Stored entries
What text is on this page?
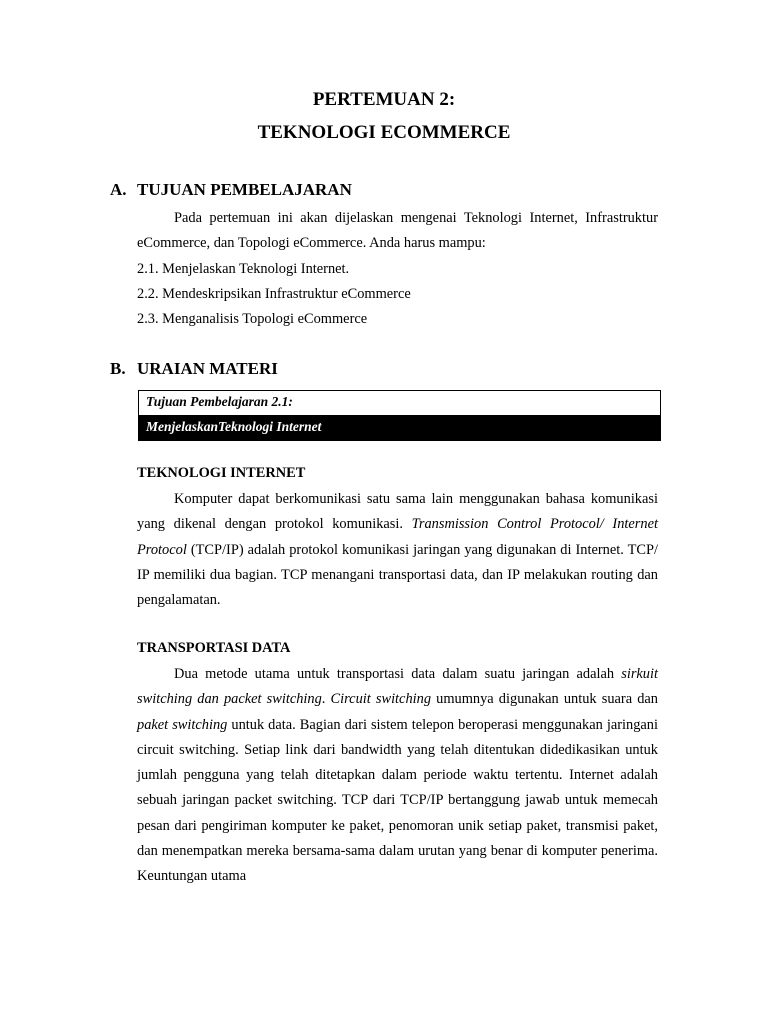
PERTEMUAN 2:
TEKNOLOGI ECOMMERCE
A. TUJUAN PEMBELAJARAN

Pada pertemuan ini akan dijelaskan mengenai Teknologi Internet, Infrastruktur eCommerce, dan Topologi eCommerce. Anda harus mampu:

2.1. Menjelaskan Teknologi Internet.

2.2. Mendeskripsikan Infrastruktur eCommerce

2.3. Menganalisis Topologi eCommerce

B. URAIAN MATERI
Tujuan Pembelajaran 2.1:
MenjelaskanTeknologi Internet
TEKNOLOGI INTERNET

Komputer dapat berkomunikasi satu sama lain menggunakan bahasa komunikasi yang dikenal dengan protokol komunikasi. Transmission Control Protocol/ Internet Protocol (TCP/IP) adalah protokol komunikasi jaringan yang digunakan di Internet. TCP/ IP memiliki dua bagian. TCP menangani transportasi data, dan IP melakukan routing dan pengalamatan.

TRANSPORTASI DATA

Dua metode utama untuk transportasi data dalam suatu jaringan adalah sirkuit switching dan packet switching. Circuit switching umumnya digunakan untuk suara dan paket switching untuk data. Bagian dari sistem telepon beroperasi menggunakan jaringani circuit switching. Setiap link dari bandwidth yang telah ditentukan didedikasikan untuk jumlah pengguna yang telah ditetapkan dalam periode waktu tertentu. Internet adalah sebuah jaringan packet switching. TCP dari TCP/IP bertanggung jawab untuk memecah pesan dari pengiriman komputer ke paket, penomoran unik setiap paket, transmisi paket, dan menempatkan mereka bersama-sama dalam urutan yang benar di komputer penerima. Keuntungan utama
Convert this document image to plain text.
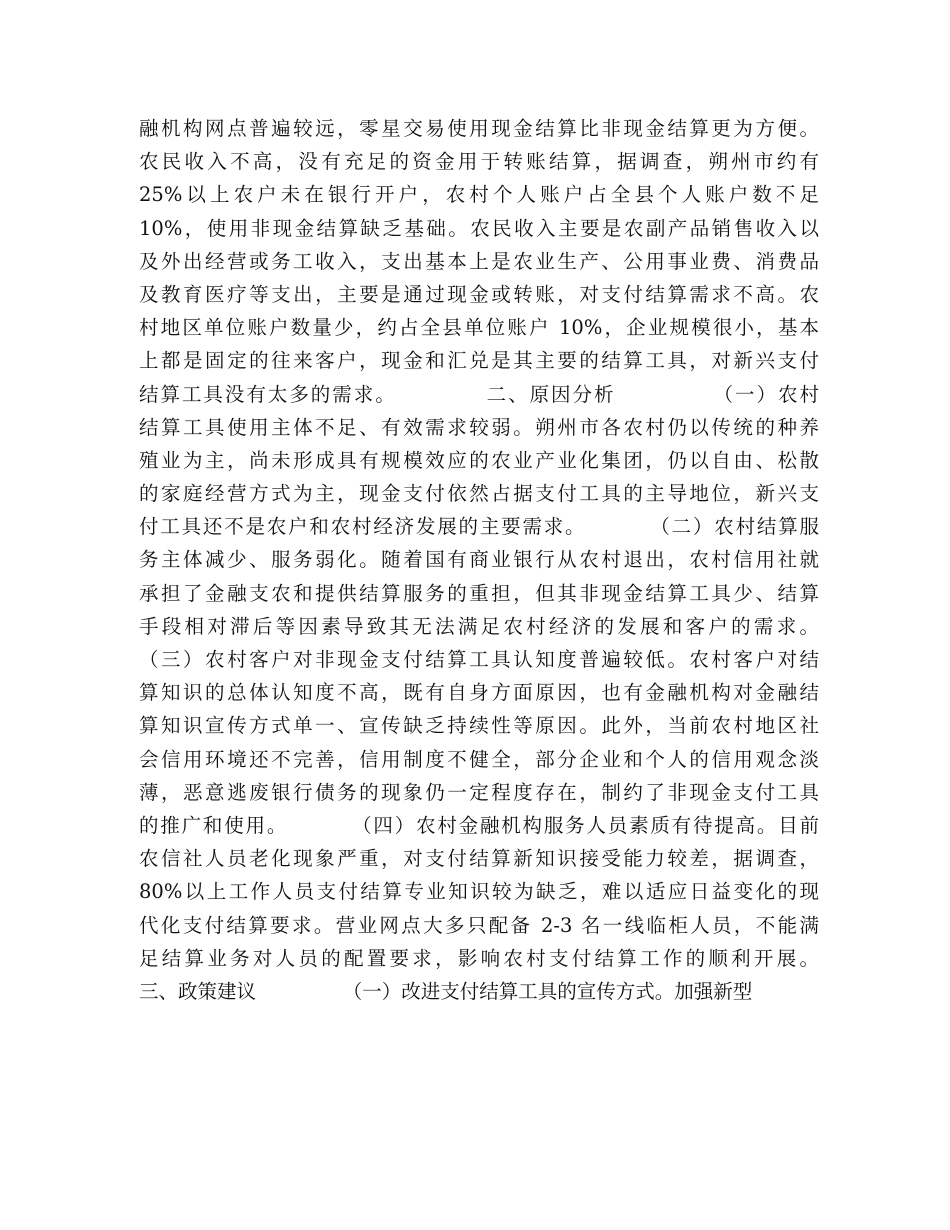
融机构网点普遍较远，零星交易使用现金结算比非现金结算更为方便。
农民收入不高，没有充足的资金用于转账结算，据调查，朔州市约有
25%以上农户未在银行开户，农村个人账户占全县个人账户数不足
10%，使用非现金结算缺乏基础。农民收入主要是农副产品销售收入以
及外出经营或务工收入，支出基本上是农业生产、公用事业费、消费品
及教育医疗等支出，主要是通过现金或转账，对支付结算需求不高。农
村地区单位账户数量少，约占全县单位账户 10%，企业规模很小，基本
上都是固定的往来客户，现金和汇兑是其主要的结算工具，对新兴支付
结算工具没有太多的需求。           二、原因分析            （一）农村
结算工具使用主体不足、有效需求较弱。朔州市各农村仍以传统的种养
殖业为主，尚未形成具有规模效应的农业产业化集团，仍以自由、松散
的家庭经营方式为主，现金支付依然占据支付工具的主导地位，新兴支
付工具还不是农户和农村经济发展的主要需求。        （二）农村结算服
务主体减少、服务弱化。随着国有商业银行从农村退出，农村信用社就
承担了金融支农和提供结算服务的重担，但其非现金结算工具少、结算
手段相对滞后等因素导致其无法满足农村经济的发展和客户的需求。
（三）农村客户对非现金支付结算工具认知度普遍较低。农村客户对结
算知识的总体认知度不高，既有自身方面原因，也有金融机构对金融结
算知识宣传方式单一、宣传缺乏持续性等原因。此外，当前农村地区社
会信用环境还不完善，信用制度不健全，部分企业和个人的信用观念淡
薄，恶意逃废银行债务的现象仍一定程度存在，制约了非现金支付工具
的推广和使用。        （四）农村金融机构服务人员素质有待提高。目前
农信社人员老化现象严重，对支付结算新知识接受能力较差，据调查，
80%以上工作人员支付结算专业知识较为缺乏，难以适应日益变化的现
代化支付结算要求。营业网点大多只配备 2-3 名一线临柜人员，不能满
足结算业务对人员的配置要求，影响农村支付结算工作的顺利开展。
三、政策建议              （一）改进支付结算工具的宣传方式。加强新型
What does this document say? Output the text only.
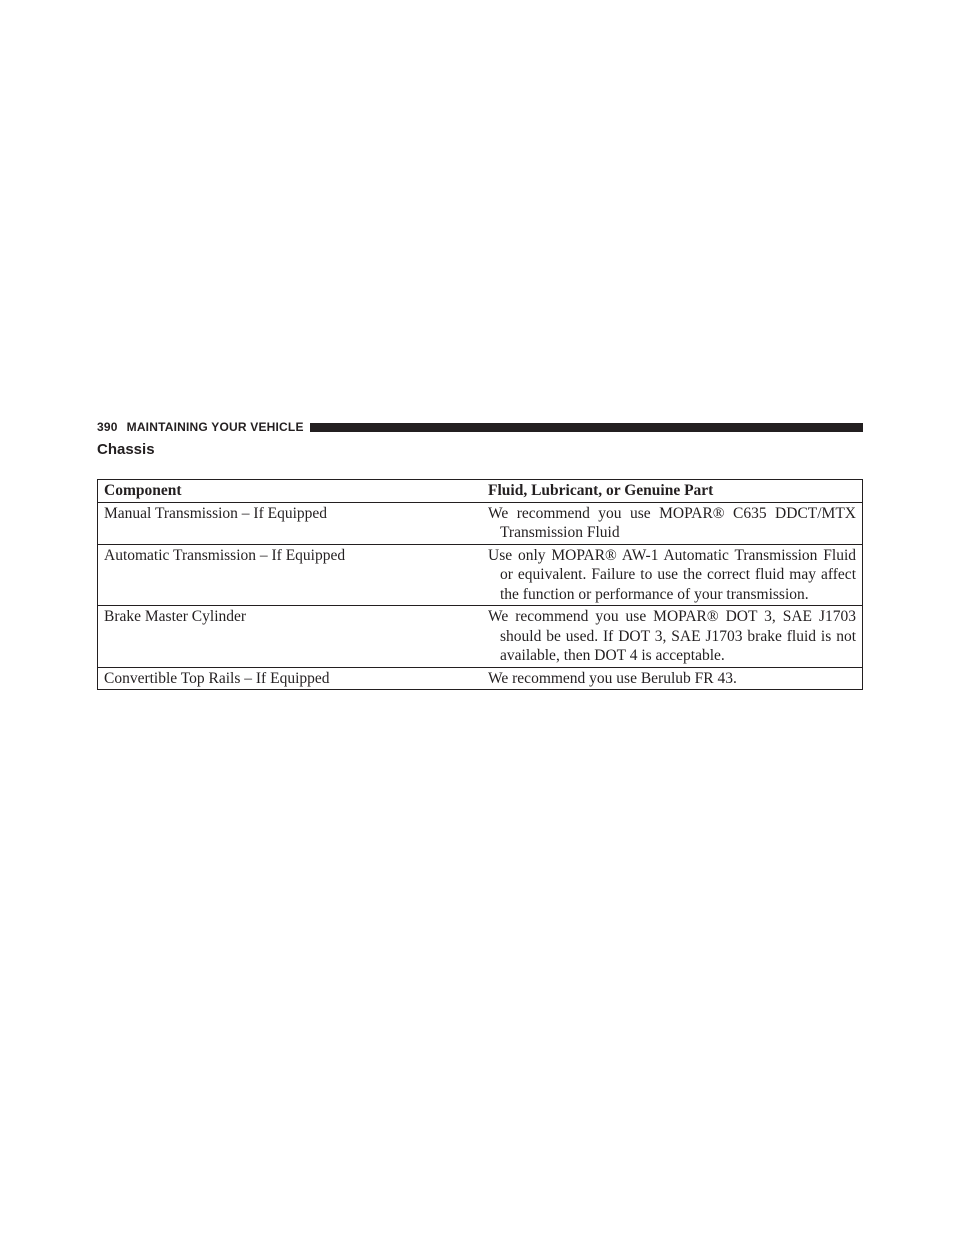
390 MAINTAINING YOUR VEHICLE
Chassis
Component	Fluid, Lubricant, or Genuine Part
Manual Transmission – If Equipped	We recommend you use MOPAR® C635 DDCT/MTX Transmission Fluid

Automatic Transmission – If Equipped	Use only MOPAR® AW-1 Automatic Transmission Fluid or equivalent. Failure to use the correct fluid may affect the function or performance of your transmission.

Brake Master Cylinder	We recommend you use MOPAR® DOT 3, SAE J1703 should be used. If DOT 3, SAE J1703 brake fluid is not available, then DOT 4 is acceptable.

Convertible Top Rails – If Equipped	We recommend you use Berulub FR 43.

_What to do_
Exclude the pictures and repeat every other part of the records word for word.

_Solution to the problem_
What text is on this page?
PERTEMUAN 2:
TEKNOLOGI ECOMMERCE
A. TUJUAN PEMBELAJARAN

Pada pertemuan ini akan dijelaskan mengenai Teknologi Internet, Infrastruktur eCommerce, dan Topologi eCommerce. Anda harus mampu:

2.1. Menjelaskan Teknologi Internet.

2.2. Mendeskripsikan Infrastruktur eCommerce

2.3. Menganalisis Topologi eCommerce

B. URAIAN MATERI
Tujuan Pembelajaran 2.1:
MenjelaskanTeknologi Internet
TEKNOLOGI INTERNET

Komputer dapat berkomunikasi satu sama lain menggunakan bahasa komunikasi yang dikenal dengan protokol komunikasi. Transmission Control Protocol/ Internet Protocol (TCP/IP) adalah protokol komunikasi jaringan yang digunakan di Internet. TCP/ IP memiliki dua bagian. TCP menangani transportasi data, dan IP melakukan routing dan pengalamatan.

TRANSPORTASI DATA

Dua metode utama untuk transportasi data dalam suatu jaringan adalah sirkuit switching dan packet switching. Circuit switching umumnya digunakan untuk suara dan paket switching untuk data. Bagian dari sistem telepon beroperasi menggunakan jaringani circuit switching. Setiap link dari bandwidth yang telah ditentukan didedikasikan untuk jumlah pengguna yang telah ditetapkan dalam periode waktu tertentu. Internet adalah sebuah jaringan packet switching. TCP dari TCP/IP bertanggung jawab untuk memecah pesan dari pengiriman komputer ke paket, penomoran unik setiap paket, transmisi paket, dan menempatkan mereka bersama-sama dalam urutan yang benar di komputer penerima. Keuntungan utama
Convert this document image to plain text.
融机构网点普遍较远，零星交易使用现金结算比非现金结算更为方便。
农民收入不高，没有充足的资金用于转账结算，据调查，朔州市约有
25%以上农户未在银行开户，农村个人账户占全县个人账户数不足
10%，使用非现金结算缺乏基础。农民收入主要是农副产品销售收入以
及外出经营或务工收入，支出基本上是农业生产、公用事业费、消费品
及教育医疗等支出，主要是通过现金或转账，对支付结算需求不高。农
村地区单位账户数量少，约占全县单位账户 10%，企业规模很小，基本
上都是固定的往来客户，现金和汇兑是其主要的结算工具，对新兴支付
结算工具没有太多的需求。           二、原因分析            （一）农村
结算工具使用主体不足、有效需求较弱。朔州市各农村仍以传统的种养
殖业为主，尚未形成具有规模效应的农业产业化集团，仍以自由、松散
的家庭经营方式为主，现金支付依然占据支付工具的主导地位，新兴支
付工具还不是农户和农村经济发展的主要需求。        （二）农村结算服
务主体减少、服务弱化。随着国有商业银行从农村退出，农村信用社就
承担了金融支农和提供结算服务的重担，但其非现金结算工具少、结算
手段相对滞后等因素导致其无法满足农村经济的发展和客户的需求。
（三）农村客户对非现金支付结算工具认知度普遍较低。农村客户对结
算知识的总体认知度不高，既有自身方面原因，也有金融机构对金融结
算知识宣传方式单一、宣传缺乏持续性等原因。此外，当前农村地区社
会信用环境还不完善，信用制度不健全，部分企业和个人的信用观念淡
薄，恶意逃废银行债务的现象仍一定程度存在，制约了非现金支付工具
的推广和使用。        （四）农村金融机构服务人员素质有待提高。目前
农信社人员老化现象严重，对支付结算新知识接受能力较差，据调查，
80%以上工作人员支付结算专业知识较为缺乏，难以适应日益变化的现
代化支付结算要求。营业网点大多只配备 2-3 名一线临柜人员，不能满
足结算业务对人员的配置要求，影响农村支付结算工作的顺利开展。
三、政策建议              （一）改进支付结算工具的宣传方式。加强新型
What does this document say? Output the text only.
390 MAINTAINING YOUR VEHICLE
Chassis
Component	Fluid, Lubricant, or Genuine Part
Manual Transmission – If Equipped	We recommend you use MOPAR® C635 DDCT/MTX Transmission Fluid

Automatic Transmission – If Equipped	Use only MOPAR® AW-1 Automatic Transmission Fluid or equivalent. Failure to use the correct fluid may affect the function or performance of your transmission.

Brake Master Cylinder	We recommend you use MOPAR® DOT 3, SAE J1703 should be used. If DOT 3, SAE J1703 brake fluid is not available, then DOT 4 is acceptable.

Convertible Top Rails – If Equipped	We recommend you use Berulub FR 43.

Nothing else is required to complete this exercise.